(Lines of data)
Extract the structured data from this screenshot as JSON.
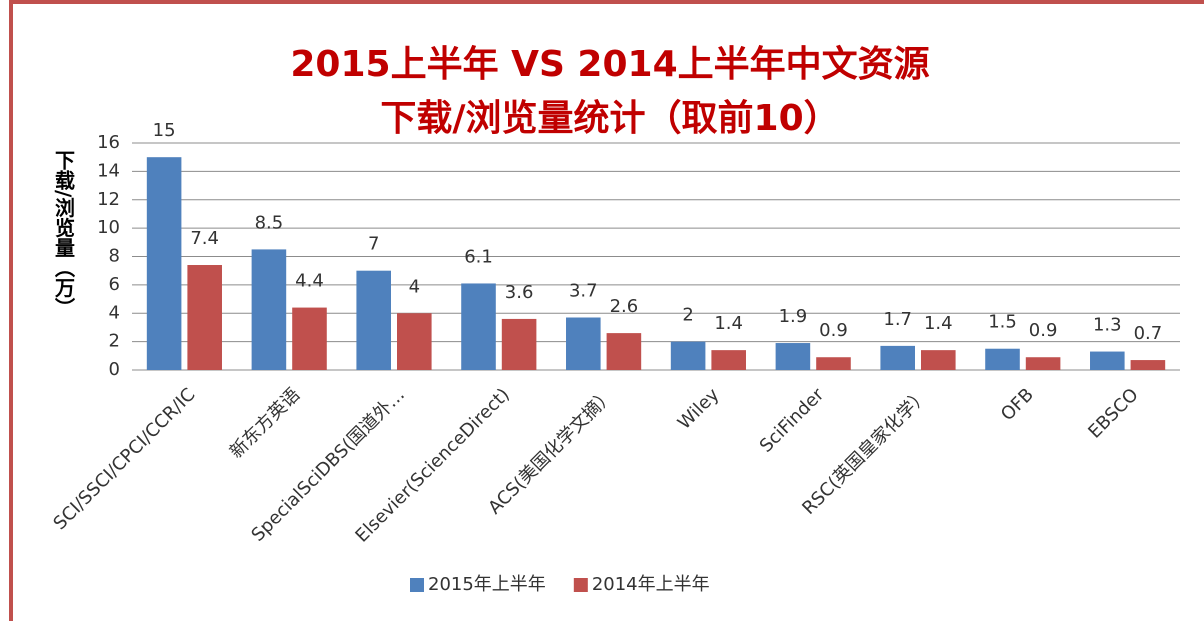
{
  "chart_data": {
    "type": "bar",
    "title": [
      "2015上半年  VS 2014上半年中文资源",
      "下载/浏览量统计（取前10）"
    ],
    "y_label": "下载/浏览量（万）",
    "categories": [
      "SCI/SSCI/CPCI/CCR/IC",
      "新东方英语",
      "SpecialSciDBS(国道外…",
      "Elsevier(ScienceDirect)",
      "ACS(美国化学文摘）",
      "Wiley",
      "SciFinder",
      "RSC(英国皇家化学）",
      "OFB",
      "EBSCO"
    ],
    "series": [
      {
        "name": "2015年上半年",
        "color": "#4f81bd",
        "values": [
          15,
          8.5,
          7,
          6.1,
          3.7,
          2,
          1.9,
          1.7,
          1.5,
          1.3
        ]
      },
      {
        "name": "2014年上半年",
        "color": "#c0504d",
        "values": [
          7.4,
          4.4,
          4,
          3.6,
          2.6,
          1.4,
          0.9,
          1.4,
          0.9,
          0.7
        ]
      }
    ],
    "ylim": [
      0,
      16
    ],
    "yticks": [
      0,
      2,
      4,
      6,
      8,
      10,
      12,
      14,
      16
    ],
    "grid": true,
    "legend": "bottom"
  }
}
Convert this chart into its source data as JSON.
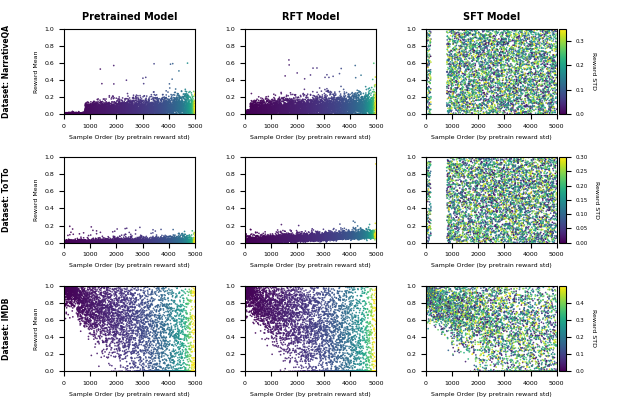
{
  "col_titles": [
    "Pretrained Model",
    "RFT Model",
    "SFT Model"
  ],
  "row_labels": [
    "Dataset: NarrativeQA",
    "Dataset: ToTTo",
    "Dataset: IMDB"
  ],
  "xlabel": "Sample Order (by pretrain reward std)",
  "ylabel": "Reward Mean",
  "colorbar_label": "Reward STD",
  "n_points": 5000,
  "xlim": [
    0,
    5000
  ],
  "ylim": [
    0,
    1.0
  ],
  "colorbar_ranges": [
    [
      0.0,
      0.35
    ],
    [
      0.0,
      0.3
    ],
    [
      0.0,
      0.5
    ]
  ],
  "colorbar_ticks": [
    [
      0.0,
      0.1,
      0.2,
      0.3
    ],
    [
      0.0,
      0.05,
      0.1,
      0.15,
      0.2,
      0.25,
      0.3
    ],
    [
      0.0,
      0.1,
      0.2,
      0.3,
      0.4
    ]
  ],
  "seed": 42,
  "marker_size": 1.5
}
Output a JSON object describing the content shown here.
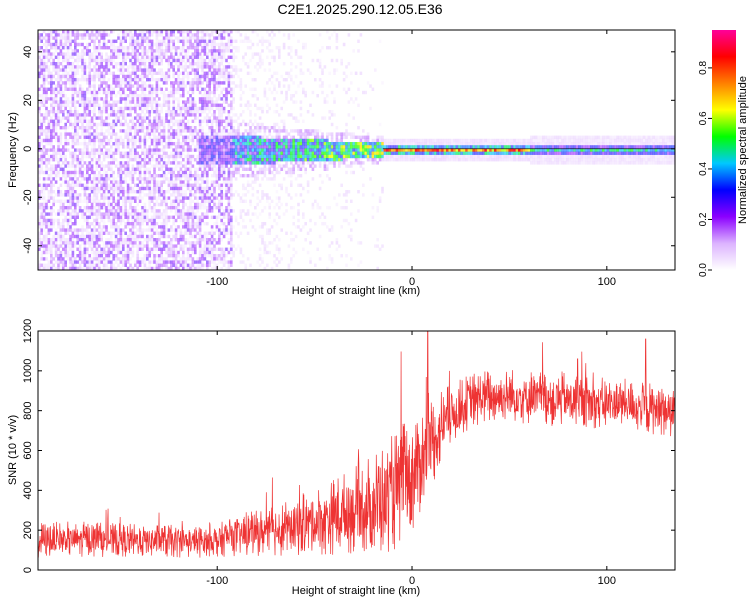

### Task directions
Repeat the data exactly, without the pictures.

### Response
Extract the structured data from this screenshot as JSON.
{
  "chart_data": {
    "type": "bar",
    "title": [
      "2015上半年  VS 2014上半年中文资源",
      "下载/浏览量统计（取前10）"
    ],
    "y_label": "下载/浏览量（万）",
    "categories": [
      "SCI/SSCI/CPCI/CCR/IC",
      "新东方英语",
      "SpecialSciDBS(国道外…",
      "Elsevier(ScienceDirect)",
      "ACS(美国化学文摘）",
      "Wiley",
      "SciFinder",
      "RSC(英国皇家化学）",
      "OFB",
      "EBSCO"
    ],
    "series": [
      {
        "name": "2015年上半年",
        "color": "#4f81bd",
        "values": [
          15,
          8.5,
          7,
          6.1,
          3.7,
          2,
          1.9,
          1.7,
          1.5,
          1.3
        ]
      },
      {
        "name": "2014年上半年",
        "color": "#c0504d",
        "values": [
          7.4,
          4.4,
          4,
          3.6,
          2.6,
          1.4,
          0.9,
          1.4,
          0.9,
          0.7
        ]
      }
    ],
    "ylim": [
      0,
      16
    ],
    "yticks": [
      0,
      2,
      4,
      6,
      8,
      10,
      12,
      14,
      16
    ],
    "grid": true,
    "legend": "bottom"
  }
}
Convert this chart into its source data as JSON.
{
  "col_titles": [
    "Pretrained Model",
    "RFT Model",
    "SFT Model"
  ],
  "row_labels": [
    "Dataset: NarrativeQA",
    "Dataset: ToTTo",
    "Dataset: IMDB"
  ],
  "xlabel": "Sample Order (by pretrain reward std)",
  "ylabel": "Reward Mean",
  "colorbar_label": "Reward STD",
  "n_points": 5000,
  "xlim": [
    0,
    5000
  ],
  "ylim": [
    0,
    1.0
  ],
  "colorbar_ranges": [
    [
      0.0,
      0.35
    ],
    [
      0.0,
      0.3
    ],
    [
      0.0,
      0.5
    ]
  ],
  "colorbar_ticks": [
    [
      0.0,
      0.1,
      0.2,
      0.3
    ],
    [
      0.0,
      0.05,
      0.1,
      0.15,
      0.2,
      0.25,
      0.3
    ],
    [
      0.0,
      0.1,
      0.2,
      0.3,
      0.4
    ]
  ],
  "seed": 42,
  "marker_size": 1.5
}
Output a JSON object describing the content shown here.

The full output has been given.